### SUPPLIED RECORDS
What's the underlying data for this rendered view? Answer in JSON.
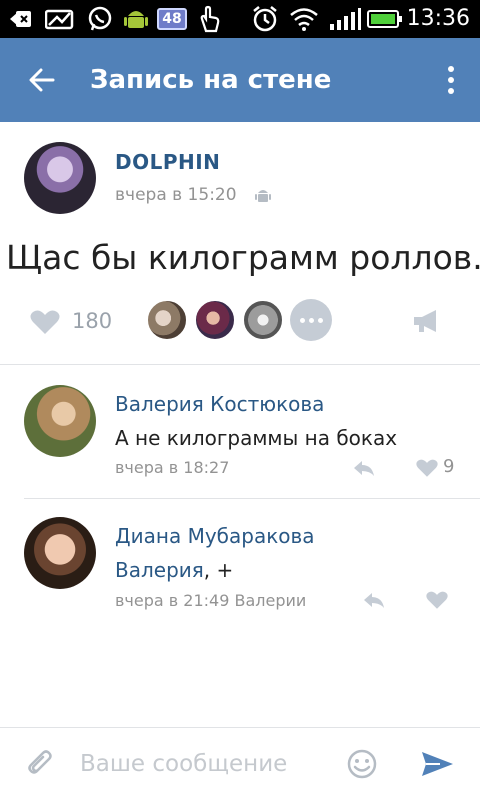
{
  "status_bar": {
    "time": "13:36",
    "notification_count": "48",
    "icons": [
      "back-arrow-icon",
      "photo-icon",
      "whatsapp-icon",
      "android-icon",
      "tap-icon",
      "alarm-icon",
      "wifi-icon",
      "signal-icon",
      "battery-icon"
    ]
  },
  "toolbar": {
    "title": "Запись на стене",
    "back_icon": "arrow-left-icon",
    "more_icon": "more-vertical-icon"
  },
  "post": {
    "author": "DOLPHIN",
    "time": "вчера в 15:20",
    "platform_icon": "android-icon",
    "text": "Щас бы килограмм роллов.",
    "likes": "180",
    "likers_count_shown": 3
  },
  "comments": [
    {
      "author": "Валерия Костюкова",
      "text": "А не килограммы на боках",
      "time": "вчера в 18:27",
      "likes": "9"
    },
    {
      "author": "Диана Мубаракова",
      "mention": "Валерия",
      "text": ", +",
      "time": "вчера в 21:49 Валерии",
      "likes": ""
    }
  ],
  "composer": {
    "placeholder": "Ваше сообщение"
  },
  "colors": {
    "toolbar": "#5181b8",
    "link": "#2a5885",
    "secondary_text": "#939393"
  }
}
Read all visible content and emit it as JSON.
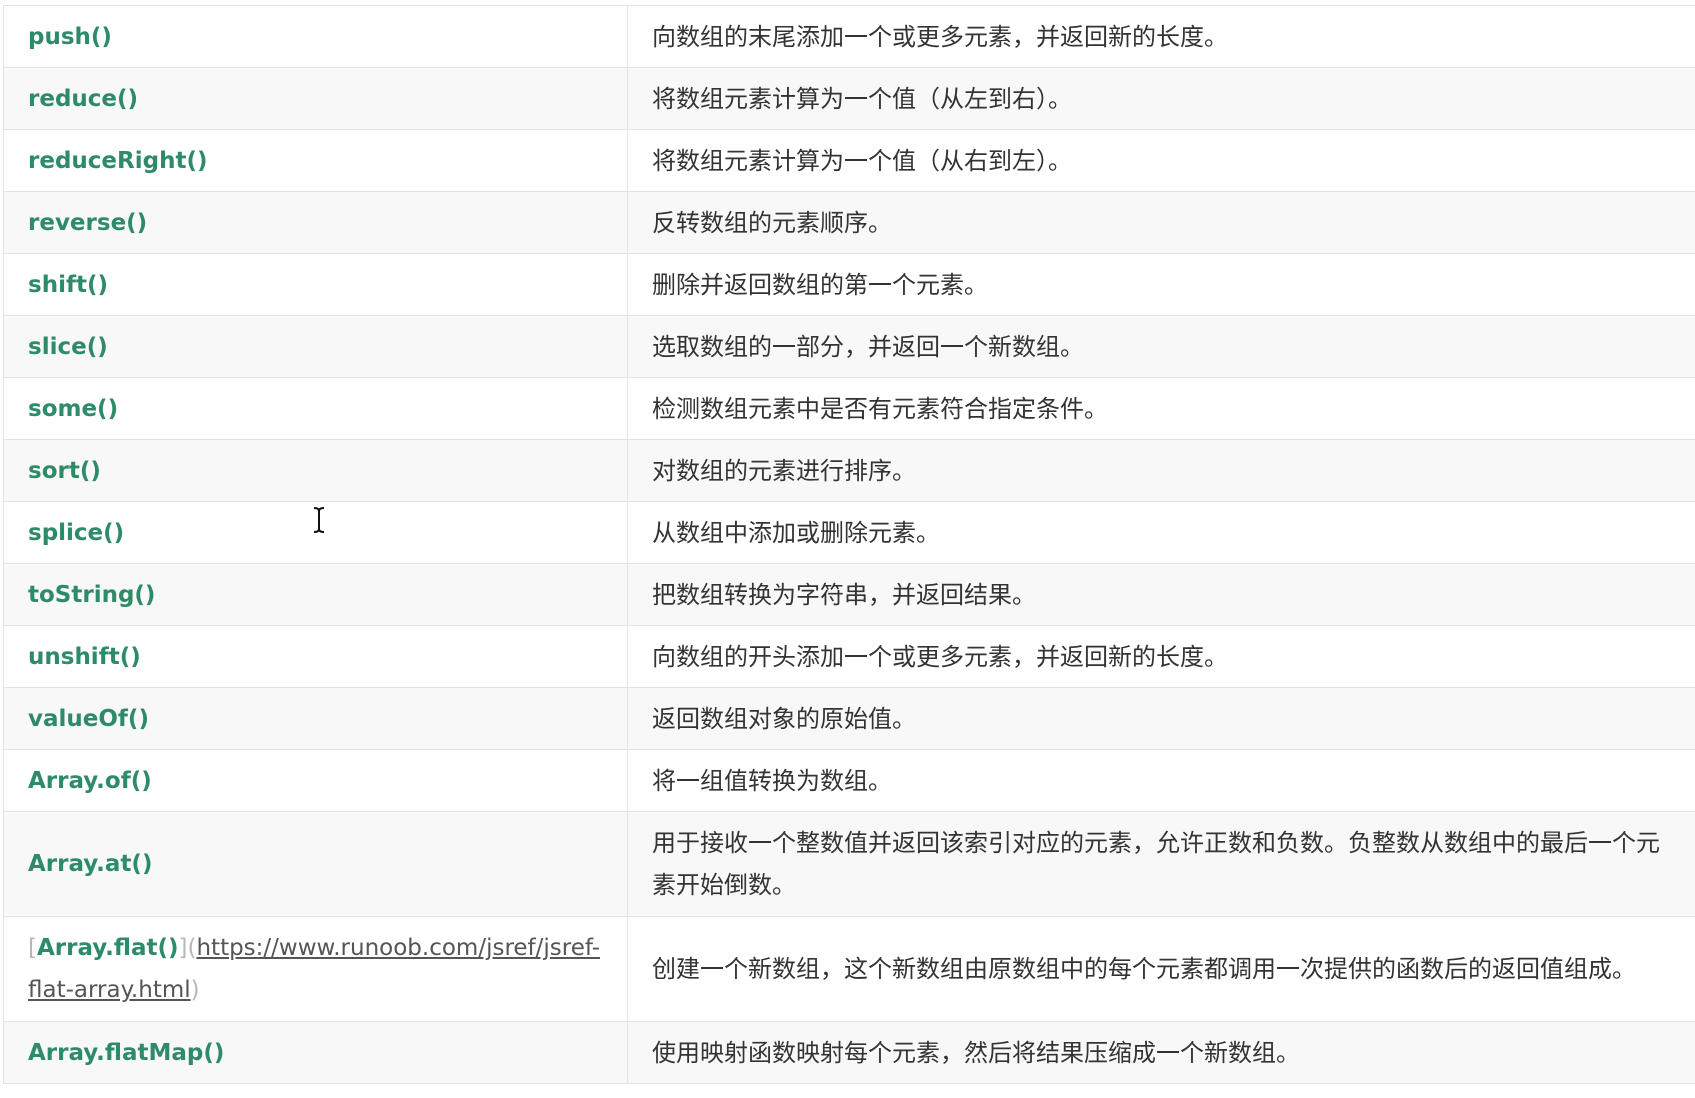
{
  "rows": [
    {
      "method": "push()",
      "description": "向数组的末尾添加一个或更多元素，并返回新的长度。"
    },
    {
      "method": "reduce()",
      "description": "将数组元素计算为一个值（从左到右）。"
    },
    {
      "method": "reduceRight()",
      "description": "将数组元素计算为一个值（从右到左）。"
    },
    {
      "method": "reverse()",
      "description": "反转数组的元素顺序。"
    },
    {
      "method": "shift()",
      "description": "删除并返回数组的第一个元素。"
    },
    {
      "method": "slice()",
      "description": "选取数组的一部分，并返回一个新数组。"
    },
    {
      "method": "some()",
      "description": "检测数组元素中是否有元素符合指定条件。"
    },
    {
      "method": "sort()",
      "description": "对数组的元素进行排序。"
    },
    {
      "method": "splice()",
      "description": "从数组中添加或删除元素。"
    },
    {
      "method": "toString()",
      "description": "把数组转换为字符串，并返回结果。"
    },
    {
      "method": "unshift()",
      "description": "向数组的开头添加一个或更多元素，并返回新的长度。"
    },
    {
      "method": "valueOf()",
      "description": "返回数组对象的原始值。"
    },
    {
      "method": "Array.of()",
      "description": "将一组值转换为数组。"
    },
    {
      "method": "Array.at()",
      "description": "用于接收一个整数值并返回该索引对应的元素，允许正数和负数。负整数从数组中的最后一个元素开始倒数。"
    },
    {
      "method_link": {
        "open_bracket": "[",
        "name": "Array.flat()",
        "close_bracket": "]",
        "open_paren": "(",
        "url": "https://www.runoob.com/jsref/jsref-flat-array.html",
        "close_paren": ")"
      },
      "description": "创建一个新数组，这个新数组由原数组中的每个元素都调用一次提供的函数后的返回值组成。"
    },
    {
      "method": "Array.flatMap()",
      "description": "使用映射函数映射每个元素，然后将结果压缩成一个新数组。"
    }
  ],
  "colors": {
    "method_text": "#2e8b68",
    "border": "#e3e3e3",
    "row_alt": "#f8f8f8"
  },
  "cursor_icon": "text-cursor-icon"
}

### WORK TO DO
Work out how many lines in the entries hold the string "并返回新的长度". Your answer should consist solely of that number.

### THE ANSWER
2